> Given problem
In the forum thread about stock 1996 Sentra GXE horsepower, what horsepower and torque did andre report after dynoing his modified automatic car?

___ Extract ___

# 96 sentra gxe stock horsepower



## Guest (Aug 12, 2002)

hey, whats up guys, does anyone know how much horsepower a 96 sentra gxe has to the wheels and how much it would have after installing an intake, headers, and 15 timing adjust? thanks


----------



## Black200SXSER (Apr 30, 2002)

about 89-90 hp...dunno with mods. Prolly close to 100 after I/H/E and timing


----------



## Scott (Apr 15, 2002)

There are some dyno charts at sentra.net and nissanperformancemag.com for the ga16.


----------



## Guest (Aug 13, 2002)

thanks


----------



## Black200SXSER (Apr 30, 2002)

Look at the GA16 section here as well.I saw a thread about a auto GA with boltons at about 97 hp


----------



## ga16denismo (May 15, 2002)

A 1996 Sentra GXE with an Auto Tranny will barely make 80hp with no mods. At least that's what I dynoed at. I now have a HS Header, Random Tech Cat, 2in Stromung Piping and an AC Revolution Muffler. Can't wait to dyno to see how much of a change there is.


----------



## Guest (Aug 13, 2002)

yeah, thanks ga16denismo, my car is also automatic, havent got it dynoed. let me know what the results are after you dyno it. thanks!


----------



## andre (Apr 30, 2002)

I just dynoed my car....auto... intake, header, exhaust, pulley, 15*timing....a whopping 97 hp. and 94 tq.


----------



## nitestridar (Jun 29, 2002)

andre said:


> *I just dynoed my car....auto... intake, header, exhaust, pulley, 15*timing....a whopping 97 hp. and 94 tq. *


you should of been around 108....i think the silvia broke the dyno..... not to mention the 420 hp 200sx....
lol


----------



## andre (Apr 30, 2002)

I think someone said the silvia made 2xx hp...and the guy estimated 400. I should have gotten a shirt for closest guess...I guessed 100. The guy said I might have gotten something, but I didn't go back to ask.


----------



## nitestridar (Jun 29, 2002)

___ Collected data ___

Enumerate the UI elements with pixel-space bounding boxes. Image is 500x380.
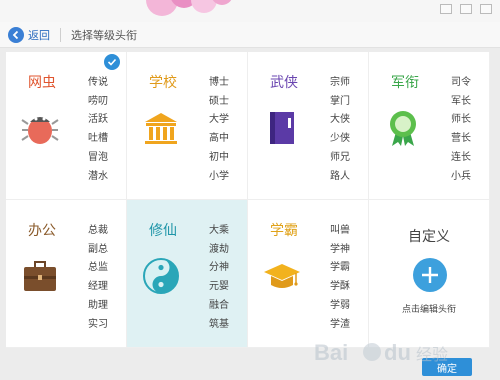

___

> Written reply
97 hp and 94 tq.